**Short task:** Output all of the records exactly as written.

** begin Given records **

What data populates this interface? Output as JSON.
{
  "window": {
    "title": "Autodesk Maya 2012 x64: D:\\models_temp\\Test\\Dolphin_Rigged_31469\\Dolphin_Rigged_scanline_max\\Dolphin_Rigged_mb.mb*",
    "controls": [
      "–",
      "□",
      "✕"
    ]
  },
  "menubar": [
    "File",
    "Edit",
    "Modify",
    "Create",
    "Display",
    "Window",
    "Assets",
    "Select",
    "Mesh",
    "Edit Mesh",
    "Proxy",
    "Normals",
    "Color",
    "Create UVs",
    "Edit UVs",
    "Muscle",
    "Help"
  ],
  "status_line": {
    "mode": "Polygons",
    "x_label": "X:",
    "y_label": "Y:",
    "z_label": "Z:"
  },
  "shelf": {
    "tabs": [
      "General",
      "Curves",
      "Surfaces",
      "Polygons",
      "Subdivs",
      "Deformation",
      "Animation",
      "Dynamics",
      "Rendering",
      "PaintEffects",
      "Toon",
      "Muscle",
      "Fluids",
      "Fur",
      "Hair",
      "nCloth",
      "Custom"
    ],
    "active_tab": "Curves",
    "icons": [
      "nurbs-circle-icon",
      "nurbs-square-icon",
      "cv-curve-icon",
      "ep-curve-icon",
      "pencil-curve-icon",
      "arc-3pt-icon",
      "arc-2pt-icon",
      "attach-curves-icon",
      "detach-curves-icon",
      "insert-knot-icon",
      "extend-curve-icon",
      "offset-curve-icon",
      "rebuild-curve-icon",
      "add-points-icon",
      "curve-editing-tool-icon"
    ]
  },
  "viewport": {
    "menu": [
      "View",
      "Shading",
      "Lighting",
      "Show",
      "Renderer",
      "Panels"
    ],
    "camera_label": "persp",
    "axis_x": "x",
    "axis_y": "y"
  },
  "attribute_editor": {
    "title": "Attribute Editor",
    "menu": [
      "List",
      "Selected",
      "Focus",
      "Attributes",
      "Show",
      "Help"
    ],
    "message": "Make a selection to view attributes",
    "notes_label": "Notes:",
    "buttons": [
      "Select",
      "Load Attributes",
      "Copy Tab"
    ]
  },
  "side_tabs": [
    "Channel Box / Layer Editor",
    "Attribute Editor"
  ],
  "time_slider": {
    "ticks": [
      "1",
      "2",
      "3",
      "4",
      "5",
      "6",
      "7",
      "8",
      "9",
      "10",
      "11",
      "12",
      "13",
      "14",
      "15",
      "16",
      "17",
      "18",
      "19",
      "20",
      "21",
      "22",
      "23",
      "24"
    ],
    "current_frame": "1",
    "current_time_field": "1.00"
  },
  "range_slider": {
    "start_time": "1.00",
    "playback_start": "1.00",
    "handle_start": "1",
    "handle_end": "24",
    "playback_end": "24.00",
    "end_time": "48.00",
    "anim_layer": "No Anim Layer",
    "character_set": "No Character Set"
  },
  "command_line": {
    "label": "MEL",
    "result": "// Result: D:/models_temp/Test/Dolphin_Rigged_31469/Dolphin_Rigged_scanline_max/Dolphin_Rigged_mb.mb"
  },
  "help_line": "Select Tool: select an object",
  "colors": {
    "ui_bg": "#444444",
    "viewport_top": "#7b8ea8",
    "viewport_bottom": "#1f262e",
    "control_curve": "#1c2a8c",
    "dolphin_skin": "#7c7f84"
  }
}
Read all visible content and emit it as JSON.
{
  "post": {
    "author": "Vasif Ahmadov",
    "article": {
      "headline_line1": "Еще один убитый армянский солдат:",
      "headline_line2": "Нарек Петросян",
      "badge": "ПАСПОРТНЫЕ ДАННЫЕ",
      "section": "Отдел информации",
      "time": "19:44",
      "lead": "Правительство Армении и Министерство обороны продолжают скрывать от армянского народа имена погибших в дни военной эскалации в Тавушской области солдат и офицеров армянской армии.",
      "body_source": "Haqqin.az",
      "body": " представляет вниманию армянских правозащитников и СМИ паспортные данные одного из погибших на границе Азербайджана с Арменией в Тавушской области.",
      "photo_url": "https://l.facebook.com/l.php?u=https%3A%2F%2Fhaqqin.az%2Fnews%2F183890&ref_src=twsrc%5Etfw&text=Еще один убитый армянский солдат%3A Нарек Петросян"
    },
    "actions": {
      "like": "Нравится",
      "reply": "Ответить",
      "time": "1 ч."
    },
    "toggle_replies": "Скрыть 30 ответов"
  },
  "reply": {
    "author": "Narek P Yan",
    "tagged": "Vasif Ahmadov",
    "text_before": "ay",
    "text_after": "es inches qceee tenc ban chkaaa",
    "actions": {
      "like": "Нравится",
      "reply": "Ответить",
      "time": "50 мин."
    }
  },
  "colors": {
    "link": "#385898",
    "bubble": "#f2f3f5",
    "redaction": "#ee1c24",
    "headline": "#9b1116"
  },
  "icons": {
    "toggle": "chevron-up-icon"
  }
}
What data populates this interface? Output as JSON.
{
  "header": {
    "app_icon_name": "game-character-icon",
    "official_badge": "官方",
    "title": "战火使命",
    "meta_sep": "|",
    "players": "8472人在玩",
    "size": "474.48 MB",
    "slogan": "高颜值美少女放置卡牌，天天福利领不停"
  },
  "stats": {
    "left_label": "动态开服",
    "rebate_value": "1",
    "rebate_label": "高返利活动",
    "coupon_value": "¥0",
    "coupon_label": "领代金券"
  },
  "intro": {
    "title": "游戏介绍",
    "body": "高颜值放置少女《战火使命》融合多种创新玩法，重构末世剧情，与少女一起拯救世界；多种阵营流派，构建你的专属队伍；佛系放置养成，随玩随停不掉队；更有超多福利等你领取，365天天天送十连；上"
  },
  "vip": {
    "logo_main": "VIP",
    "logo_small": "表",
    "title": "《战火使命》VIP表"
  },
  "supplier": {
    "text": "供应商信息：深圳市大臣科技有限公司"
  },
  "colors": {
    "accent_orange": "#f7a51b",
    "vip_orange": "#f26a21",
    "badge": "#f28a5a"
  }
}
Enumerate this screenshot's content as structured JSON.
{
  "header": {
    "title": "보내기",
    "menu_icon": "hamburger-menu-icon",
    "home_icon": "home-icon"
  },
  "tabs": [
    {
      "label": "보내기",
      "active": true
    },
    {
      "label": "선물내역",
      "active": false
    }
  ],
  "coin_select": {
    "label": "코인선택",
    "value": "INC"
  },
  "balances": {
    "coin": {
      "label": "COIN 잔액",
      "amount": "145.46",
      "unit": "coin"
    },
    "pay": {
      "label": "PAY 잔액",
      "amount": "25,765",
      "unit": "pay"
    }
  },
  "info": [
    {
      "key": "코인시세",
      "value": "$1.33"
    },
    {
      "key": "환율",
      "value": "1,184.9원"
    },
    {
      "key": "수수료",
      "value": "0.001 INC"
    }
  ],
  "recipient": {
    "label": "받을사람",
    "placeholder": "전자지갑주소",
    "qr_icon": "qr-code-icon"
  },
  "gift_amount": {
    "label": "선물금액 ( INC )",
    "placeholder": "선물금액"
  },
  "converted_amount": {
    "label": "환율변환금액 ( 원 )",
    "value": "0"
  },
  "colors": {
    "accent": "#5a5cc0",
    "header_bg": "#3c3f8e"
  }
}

** end Given records **

**Reply to the exercise:**
What data populates this interface? Output as JSON.
{
  "window": {
    "title": "Autodesk Maya 2012 x64: D:\\models_temp\\Test\\Dolphin_Rigged_31469\\Dolphin_Rigged_scanline_max\\Dolphin_Rigged_mb.mb*",
    "controls": [
      "–",
      "□",
      "✕"
    ]
  },
  "menubar": [
    "File",
    "Edit",
    "Modify",
    "Create",
    "Display",
    "Window",
    "Assets",
    "Select",
    "Mesh",
    "Edit Mesh",
    "Proxy",
    "Normals",
    "Color",
    "Create UVs",
    "Edit UVs",
    "Muscle",
    "Help"
  ],
  "status_line": {
    "mode": "Polygons",
    "x_label": "X:",
    "y_label": "Y:",
    "z_label": "Z:"
  },
  "shelf": {
    "tabs": [
      "General",
      "Curves",
      "Surfaces",
      "Polygons",
      "Subdivs",
      "Deformation",
      "Animation",
      "Dynamics",
      "Rendering",
      "PaintEffects",
      "Toon",
      "Muscle",
      "Fluids",
      "Fur",
      "Hair",
      "nCloth",
      "Custom"
    ],
    "active_tab": "Curves",
    "icons": [
      "nurbs-circle-icon",
      "nurbs-square-icon",
      "cv-curve-icon",
      "ep-curve-icon",
      "pencil-curve-icon",
      "arc-3pt-icon",
      "arc-2pt-icon",
      "attach-curves-icon",
      "detach-curves-icon",
      "insert-knot-icon",
      "extend-curve-icon",
      "offset-curve-icon",
      "rebuild-curve-icon",
      "add-points-icon",
      "curve-editing-tool-icon"
    ]
  },
  "viewport": {
    "menu": [
      "View",
      "Shading",
      "Lighting",
      "Show",
      "Renderer",
      "Panels"
    ],
    "camera_label": "persp",
    "axis_x": "x",
    "axis_y": "y"
  },
  "attribute_editor": {
    "title": "Attribute Editor",
    "menu": [
      "List",
      "Selected",
      "Focus",
      "Attributes",
      "Show",
      "Help"
    ],
    "message": "Make a selection to view attributes",
    "notes_label": "Notes:",
    "buttons": [
      "Select",
      "Load Attributes",
      "Copy Tab"
    ]
  },
  "side_tabs": [
    "Channel Box / Layer Editor",
    "Attribute Editor"
  ],
  "time_slider": {
    "ticks": [
      "1",
      "2",
      "3",
      "4",
      "5",
      "6",
      "7",
      "8",
      "9",
      "10",
      "11",
      "12",
      "13",
      "14",
      "15",
      "16",
      "17",
      "18",
      "19",
      "20",
      "21",
      "22",
      "23",
      "24"
    ],
    "current_frame": "1",
    "current_time_field": "1.00"
  },
  "range_slider": {
    "start_time": "1.00",
    "playback_start": "1.00",
    "handle_start": "1",
    "handle_end": "24",
    "playback_end": "24.00",
    "end_time": "48.00",
    "anim_layer": "No Anim Layer",
    "character_set": "No Character Set"
  },
  "command_line": {
    "label": "MEL",
    "result": "// Result: D:/models_temp/Test/Dolphin_Rigged_31469/Dolphin_Rigged_scanline_max/Dolphin_Rigged_mb.mb"
  },
  "help_line": "Select Tool: select an object",
  "colors": {
    "ui_bg": "#444444",
    "viewport_top": "#7b8ea8",
    "viewport_bottom": "#1f262e",
    "control_curve": "#1c2a8c",
    "dolphin_skin": "#7c7f84"
  }
}
Read all visible content and emit it as JSON.
{
  "post": {
    "author": "Vasif Ahmadov",
    "article": {
      "headline_line1": "Еще один убитый армянский солдат:",
      "headline_line2": "Нарек Петросян",
      "badge": "ПАСПОРТНЫЕ ДАННЫЕ",
      "section": "Отдел информации",
      "time": "19:44",
      "lead": "Правительство Армении и Министерство обороны продолжают скрывать от армянского народа имена погибших в дни военной эскалации в Тавушской области солдат и офицеров армянской армии.",
      "body_source": "Haqqin.az",
      "body": " представляет вниманию армянских правозащитников и СМИ паспортные данные одного из погибших на границе Азербайджана с Арменией в Тавушской области.",
      "photo_url": "https://l.facebook.com/l.php?u=https%3A%2F%2Fhaqqin.az%2Fnews%2F183890&ref_src=twsrc%5Etfw&text=Еще один убитый армянский солдат%3A Нарек Петросян"
    },
    "actions": {
      "like": "Нравится",
      "reply": "Ответить",
      "time": "1 ч."
    },
    "toggle_replies": "Скрыть 30 ответов"
  },
  "reply": {
    "author": "Narek P Yan",
    "tagged": "Vasif Ahmadov",
    "text_before": "ay",
    "text_after": "es inches qceee tenc ban chkaaa",
    "actions": {
      "like": "Нравится",
      "reply": "Ответить",
      "time": "50 мин."
    }
  },
  "colors": {
    "link": "#385898",
    "bubble": "#f2f3f5",
    "redaction": "#ee1c24",
    "headline": "#9b1116"
  },
  "icons": {
    "toggle": "chevron-up-icon"
  }
}
What data populates this interface? Output as JSON.
{
  "header": {
    "app_icon_name": "game-character-icon",
    "official_badge": "官方",
    "title": "战火使命",
    "meta_sep": "|",
    "players": "8472人在玩",
    "size": "474.48 MB",
    "slogan": "高颜值美少女放置卡牌，天天福利领不停"
  },
  "stats": {
    "left_label": "动态开服",
    "rebate_value": "1",
    "rebate_label": "高返利活动",
    "coupon_value": "¥0",
    "coupon_label": "领代金券"
  },
  "intro": {
    "title": "游戏介绍",
    "body": "高颜值放置少女《战火使命》融合多种创新玩法，重构末世剧情，与少女一起拯救世界；多种阵营流派，构建你的专属队伍；佛系放置养成，随玩随停不掉队；更有超多福利等你领取，365天天天送十连；上"
  },
  "vip": {
    "logo_main": "VIP",
    "logo_small": "表",
    "title": "《战火使命》VIP表"
  },
  "supplier": {
    "text": "供应商信息：深圳市大臣科技有限公司"
  },
  "colors": {
    "accent_orange": "#f7a51b",
    "vip_orange": "#f26a21",
    "badge": "#f28a5a"
  }
}
Enumerate this screenshot's content as structured JSON.
{
  "header": {
    "title": "보내기",
    "menu_icon": "hamburger-menu-icon",
    "home_icon": "home-icon"
  },
  "tabs": [
    {
      "label": "보내기",
      "active": true
    },
    {
      "label": "선물내역",
      "active": false
    }
  ],
  "coin_select": {
    "label": "코인선택",
    "value": "INC"
  },
  "balances": {
    "coin": {
      "label": "COIN 잔액",
      "amount": "145.46",
      "unit": "coin"
    },
    "pay": {
      "label": "PAY 잔액",
      "amount": "25,765",
      "unit": "pay"
    }
  },
  "info": [
    {
      "key": "코인시세",
      "value": "$1.33"
    },
    {
      "key": "환율",
      "value": "1,184.9원"
    },
    {
      "key": "수수료",
      "value": "0.001 INC"
    }
  ],
  "recipient": {
    "label": "받을사람",
    "placeholder": "전자지갑주소",
    "qr_icon": "qr-code-icon"
  },
  "gift_amount": {
    "label": "선물금액 ( INC )",
    "placeholder": "선물금액"
  },
  "converted_amount": {
    "label": "환율변환금액 ( 원 )",
    "value": "0"
  },
  "colors": {
    "accent": "#5a5cc0",
    "header_bg": "#3c3f8e"
  }
}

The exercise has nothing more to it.